** Start of Data for the task **

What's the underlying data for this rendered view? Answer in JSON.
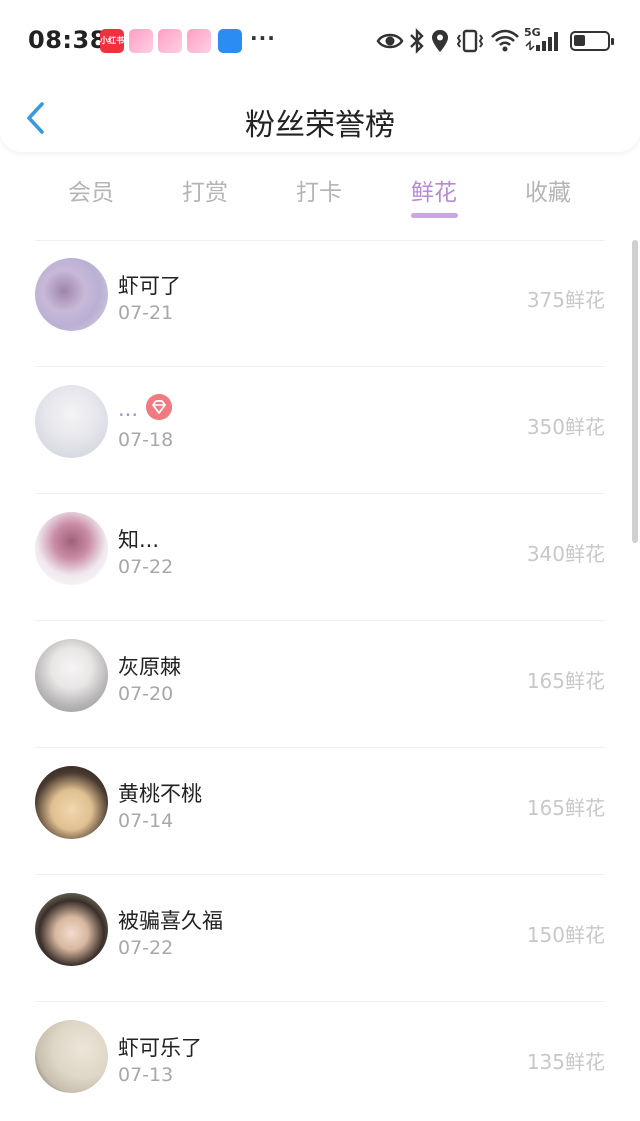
{
  "status_bar": {
    "time": "08:38",
    "app_badge_text": "小红书",
    "more": "···",
    "network_label": "5G"
  },
  "header": {
    "title": "粉丝荣誉榜",
    "back_icon": "chevron-left-icon"
  },
  "tabs": [
    {
      "label": "会员",
      "active": false
    },
    {
      "label": "打赏",
      "active": false
    },
    {
      "label": "打卡",
      "active": false
    },
    {
      "label": "鲜花",
      "active": true
    },
    {
      "label": "收藏",
      "active": false
    }
  ],
  "colors": {
    "accent": "#b88ad6",
    "indicator": "#c9a7e3",
    "back_arrow": "#3a9ae0",
    "badge": "#f07a80"
  },
  "rows": [
    {
      "name": "虾可了",
      "date": "07-21",
      "amount": "375鲜花"
    },
    {
      "name": "...",
      "date": "07-18",
      "amount": "350鲜花"
    },
    {
      "name": "知...",
      "date": "07-22",
      "amount": "340鲜花"
    },
    {
      "name": "灰原棘",
      "date": "07-20",
      "amount": "165鲜花"
    },
    {
      "name": "黄桃不桃",
      "date": "07-14",
      "amount": "165鲜花"
    },
    {
      "name": "被骗喜久福",
      "date": "07-22",
      "amount": "150鲜花"
    },
    {
      "name": "虾可乐了",
      "date": "07-13",
      "amount": "135鲜花"
    }
  ]
}
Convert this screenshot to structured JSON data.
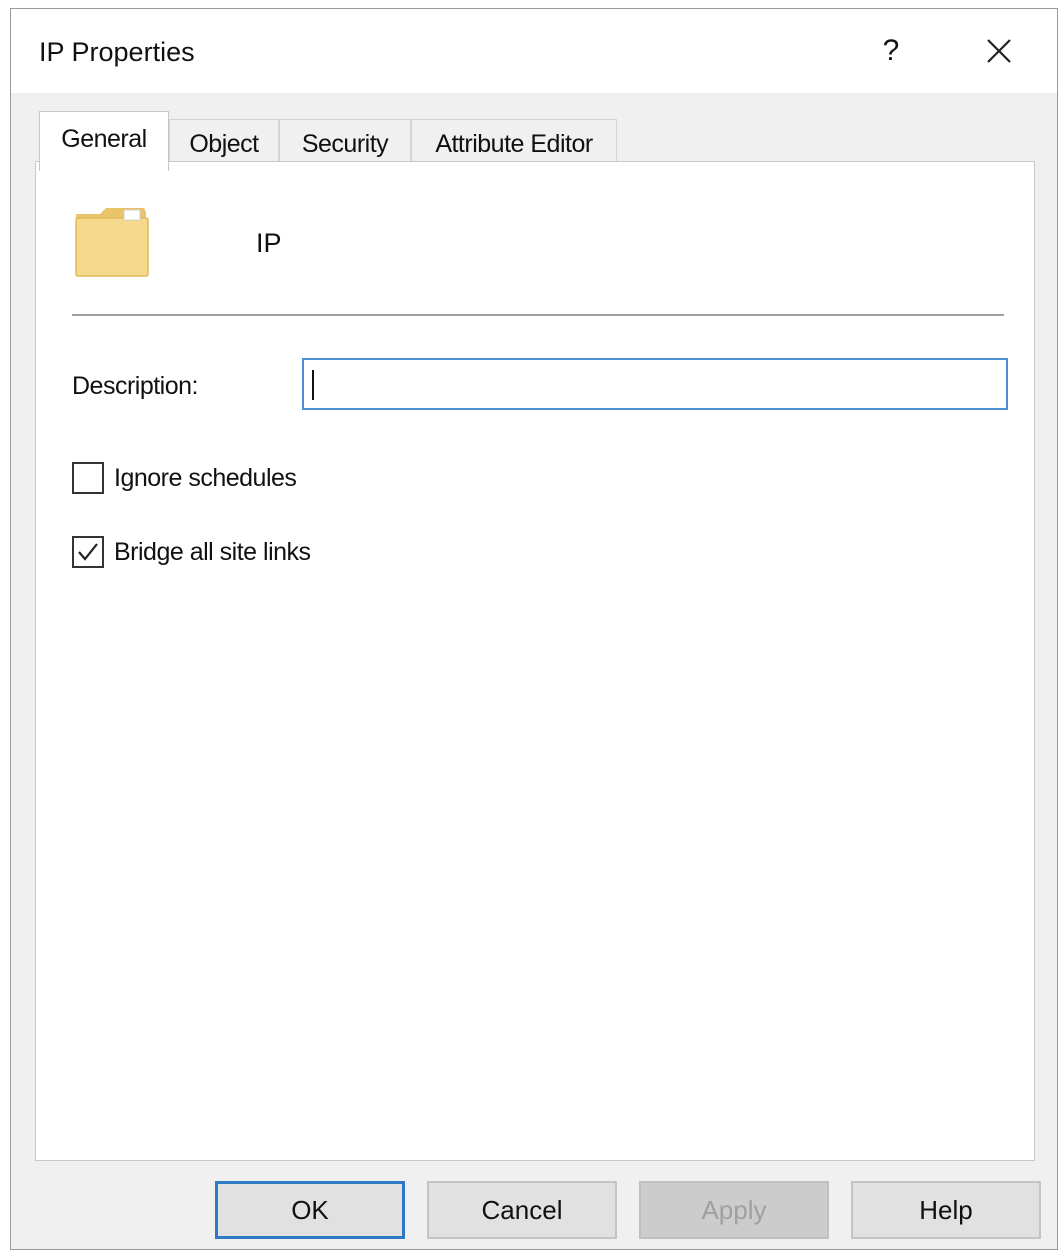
{
  "window": {
    "title": "IP Properties",
    "help_symbol": "?",
    "close_icon": "close-icon"
  },
  "tabs": [
    {
      "label": "General",
      "active": true
    },
    {
      "label": "Object",
      "active": false
    },
    {
      "label": "Security",
      "active": false
    },
    {
      "label": "Attribute Editor",
      "active": false
    }
  ],
  "general": {
    "object_icon": "folder-icon",
    "object_name": "IP",
    "description_label": "Description:",
    "description_value": "",
    "ignore_schedules": {
      "label": "Ignore schedules",
      "checked": false
    },
    "bridge_all_site_links": {
      "label": "Bridge all site links",
      "checked": true
    }
  },
  "buttons": {
    "ok": "OK",
    "cancel": "Cancel",
    "apply": "Apply",
    "help": "Help"
  },
  "colors": {
    "focus_border": "#2f78c4",
    "folder_fill": "#f5d888"
  }
}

** End of Data for the task **

Copy out all lines from the material above that contain the string "amount".

Final result
      "amount": "375鲜花"
      "amount": "350鲜花"
      "amount": "340鲜花"
      "amount": "165鲜花"
      "amount": "165鲜花"
      "amount": "150鲜花"
      "amount": "135鲜花"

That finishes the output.